Given exercise → Gather all lines with "name" from the records.

(Figure record listings)
——————

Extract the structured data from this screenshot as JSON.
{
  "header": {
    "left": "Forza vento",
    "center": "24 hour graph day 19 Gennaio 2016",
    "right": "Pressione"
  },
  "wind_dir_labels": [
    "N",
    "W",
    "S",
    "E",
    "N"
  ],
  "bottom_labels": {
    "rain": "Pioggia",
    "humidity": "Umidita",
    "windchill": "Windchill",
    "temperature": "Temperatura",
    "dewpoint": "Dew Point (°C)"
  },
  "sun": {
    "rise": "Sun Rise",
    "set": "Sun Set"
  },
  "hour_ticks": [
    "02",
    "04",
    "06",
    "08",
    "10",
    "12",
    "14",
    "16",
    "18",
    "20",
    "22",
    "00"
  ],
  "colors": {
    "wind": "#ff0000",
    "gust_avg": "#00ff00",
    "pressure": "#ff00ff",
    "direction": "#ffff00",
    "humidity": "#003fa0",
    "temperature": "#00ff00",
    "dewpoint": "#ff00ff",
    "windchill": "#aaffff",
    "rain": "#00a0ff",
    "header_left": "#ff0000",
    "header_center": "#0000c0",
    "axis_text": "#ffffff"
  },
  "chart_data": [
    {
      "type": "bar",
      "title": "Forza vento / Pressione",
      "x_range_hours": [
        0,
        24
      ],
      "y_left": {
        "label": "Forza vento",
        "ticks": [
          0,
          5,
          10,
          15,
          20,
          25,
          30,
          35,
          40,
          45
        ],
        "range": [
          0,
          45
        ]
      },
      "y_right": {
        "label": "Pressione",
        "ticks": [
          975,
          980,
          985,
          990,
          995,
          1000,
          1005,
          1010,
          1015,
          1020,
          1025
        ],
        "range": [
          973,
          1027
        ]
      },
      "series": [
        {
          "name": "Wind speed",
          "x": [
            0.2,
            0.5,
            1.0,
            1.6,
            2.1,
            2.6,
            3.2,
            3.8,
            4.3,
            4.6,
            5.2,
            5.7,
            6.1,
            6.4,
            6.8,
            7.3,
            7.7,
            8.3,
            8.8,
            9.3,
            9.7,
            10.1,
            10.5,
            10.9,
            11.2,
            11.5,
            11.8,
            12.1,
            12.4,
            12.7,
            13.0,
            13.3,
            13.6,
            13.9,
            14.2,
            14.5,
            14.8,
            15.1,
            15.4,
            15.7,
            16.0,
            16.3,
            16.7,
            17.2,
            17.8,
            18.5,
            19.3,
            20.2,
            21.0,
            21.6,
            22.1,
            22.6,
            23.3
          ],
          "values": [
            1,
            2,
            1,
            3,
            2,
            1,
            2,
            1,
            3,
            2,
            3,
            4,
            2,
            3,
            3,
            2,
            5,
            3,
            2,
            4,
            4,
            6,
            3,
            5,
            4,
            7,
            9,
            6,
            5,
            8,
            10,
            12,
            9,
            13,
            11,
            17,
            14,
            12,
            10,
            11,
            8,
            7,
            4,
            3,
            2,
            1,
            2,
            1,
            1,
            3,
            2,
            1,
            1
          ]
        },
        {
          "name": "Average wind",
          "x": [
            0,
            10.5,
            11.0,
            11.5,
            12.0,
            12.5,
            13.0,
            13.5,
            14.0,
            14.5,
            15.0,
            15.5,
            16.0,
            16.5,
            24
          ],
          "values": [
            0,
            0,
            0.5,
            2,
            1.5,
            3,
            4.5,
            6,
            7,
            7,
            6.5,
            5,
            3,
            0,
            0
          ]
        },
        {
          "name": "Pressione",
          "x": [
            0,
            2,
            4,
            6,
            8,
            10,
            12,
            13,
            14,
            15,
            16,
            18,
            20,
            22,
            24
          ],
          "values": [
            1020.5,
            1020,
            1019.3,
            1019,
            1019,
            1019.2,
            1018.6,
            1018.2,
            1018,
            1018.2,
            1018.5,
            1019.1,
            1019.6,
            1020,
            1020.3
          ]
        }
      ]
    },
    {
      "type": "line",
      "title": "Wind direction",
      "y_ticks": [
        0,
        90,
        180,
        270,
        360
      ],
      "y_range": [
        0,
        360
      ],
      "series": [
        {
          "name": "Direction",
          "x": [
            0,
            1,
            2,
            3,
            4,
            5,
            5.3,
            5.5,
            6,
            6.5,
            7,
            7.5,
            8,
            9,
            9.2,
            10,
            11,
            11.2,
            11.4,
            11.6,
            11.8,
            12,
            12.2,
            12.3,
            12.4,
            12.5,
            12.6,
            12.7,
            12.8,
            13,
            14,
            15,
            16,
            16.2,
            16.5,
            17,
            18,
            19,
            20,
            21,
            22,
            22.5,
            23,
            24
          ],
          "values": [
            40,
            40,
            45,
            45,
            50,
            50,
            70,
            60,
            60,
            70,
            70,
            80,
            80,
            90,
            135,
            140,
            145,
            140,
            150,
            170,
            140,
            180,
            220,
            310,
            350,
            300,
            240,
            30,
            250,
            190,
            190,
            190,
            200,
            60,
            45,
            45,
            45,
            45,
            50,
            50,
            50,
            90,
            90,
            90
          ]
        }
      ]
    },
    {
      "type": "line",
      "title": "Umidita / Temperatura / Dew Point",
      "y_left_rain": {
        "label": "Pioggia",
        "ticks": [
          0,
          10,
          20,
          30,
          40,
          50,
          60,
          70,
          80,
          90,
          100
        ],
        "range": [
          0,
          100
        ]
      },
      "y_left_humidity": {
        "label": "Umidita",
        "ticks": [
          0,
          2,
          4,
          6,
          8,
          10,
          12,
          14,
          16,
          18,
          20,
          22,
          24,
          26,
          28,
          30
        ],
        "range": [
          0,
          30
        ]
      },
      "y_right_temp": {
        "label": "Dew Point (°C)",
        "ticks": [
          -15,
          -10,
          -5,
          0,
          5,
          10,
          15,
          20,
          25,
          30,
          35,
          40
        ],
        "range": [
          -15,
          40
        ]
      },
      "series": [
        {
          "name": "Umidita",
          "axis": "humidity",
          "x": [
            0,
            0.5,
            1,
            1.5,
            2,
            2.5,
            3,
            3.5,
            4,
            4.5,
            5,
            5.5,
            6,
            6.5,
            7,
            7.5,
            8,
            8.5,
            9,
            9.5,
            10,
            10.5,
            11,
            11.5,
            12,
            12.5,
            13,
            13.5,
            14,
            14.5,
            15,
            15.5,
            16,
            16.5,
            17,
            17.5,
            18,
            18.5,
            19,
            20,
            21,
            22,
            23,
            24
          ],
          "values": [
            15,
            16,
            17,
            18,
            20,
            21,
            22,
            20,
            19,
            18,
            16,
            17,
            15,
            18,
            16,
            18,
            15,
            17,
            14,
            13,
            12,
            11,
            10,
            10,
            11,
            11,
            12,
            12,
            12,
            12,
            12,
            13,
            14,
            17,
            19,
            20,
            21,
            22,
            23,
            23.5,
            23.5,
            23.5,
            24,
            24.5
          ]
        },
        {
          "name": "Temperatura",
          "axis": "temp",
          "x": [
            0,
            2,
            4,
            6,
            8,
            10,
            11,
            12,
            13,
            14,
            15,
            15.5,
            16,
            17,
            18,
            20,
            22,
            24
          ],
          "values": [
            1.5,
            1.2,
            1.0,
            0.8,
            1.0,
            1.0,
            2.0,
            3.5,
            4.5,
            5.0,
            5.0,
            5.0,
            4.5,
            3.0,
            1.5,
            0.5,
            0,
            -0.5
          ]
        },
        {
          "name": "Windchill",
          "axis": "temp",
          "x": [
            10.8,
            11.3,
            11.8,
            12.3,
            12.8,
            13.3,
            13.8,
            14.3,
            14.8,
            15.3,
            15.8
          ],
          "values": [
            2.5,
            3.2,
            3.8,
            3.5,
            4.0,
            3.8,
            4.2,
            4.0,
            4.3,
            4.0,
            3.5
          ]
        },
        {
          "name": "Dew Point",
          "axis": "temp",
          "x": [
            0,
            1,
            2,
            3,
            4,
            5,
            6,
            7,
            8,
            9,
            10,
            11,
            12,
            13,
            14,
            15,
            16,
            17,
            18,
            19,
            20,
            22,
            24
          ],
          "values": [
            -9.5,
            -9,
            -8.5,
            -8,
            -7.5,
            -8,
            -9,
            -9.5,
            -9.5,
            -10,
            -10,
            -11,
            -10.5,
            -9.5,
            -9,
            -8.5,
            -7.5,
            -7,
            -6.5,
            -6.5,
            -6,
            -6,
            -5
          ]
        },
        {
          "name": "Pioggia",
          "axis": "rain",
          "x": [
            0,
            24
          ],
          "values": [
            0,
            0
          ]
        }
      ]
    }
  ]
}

——————

Output for this task →
          "name": "Wind speed",
          "name": "Average wind",
          "name": "Pressione",
          "name": "Direction",
          "name": "Umidita",
          "name": "Temperatura",
          "name": "Windchill",
          "name": "Dew Point",
          "name": "Pioggia",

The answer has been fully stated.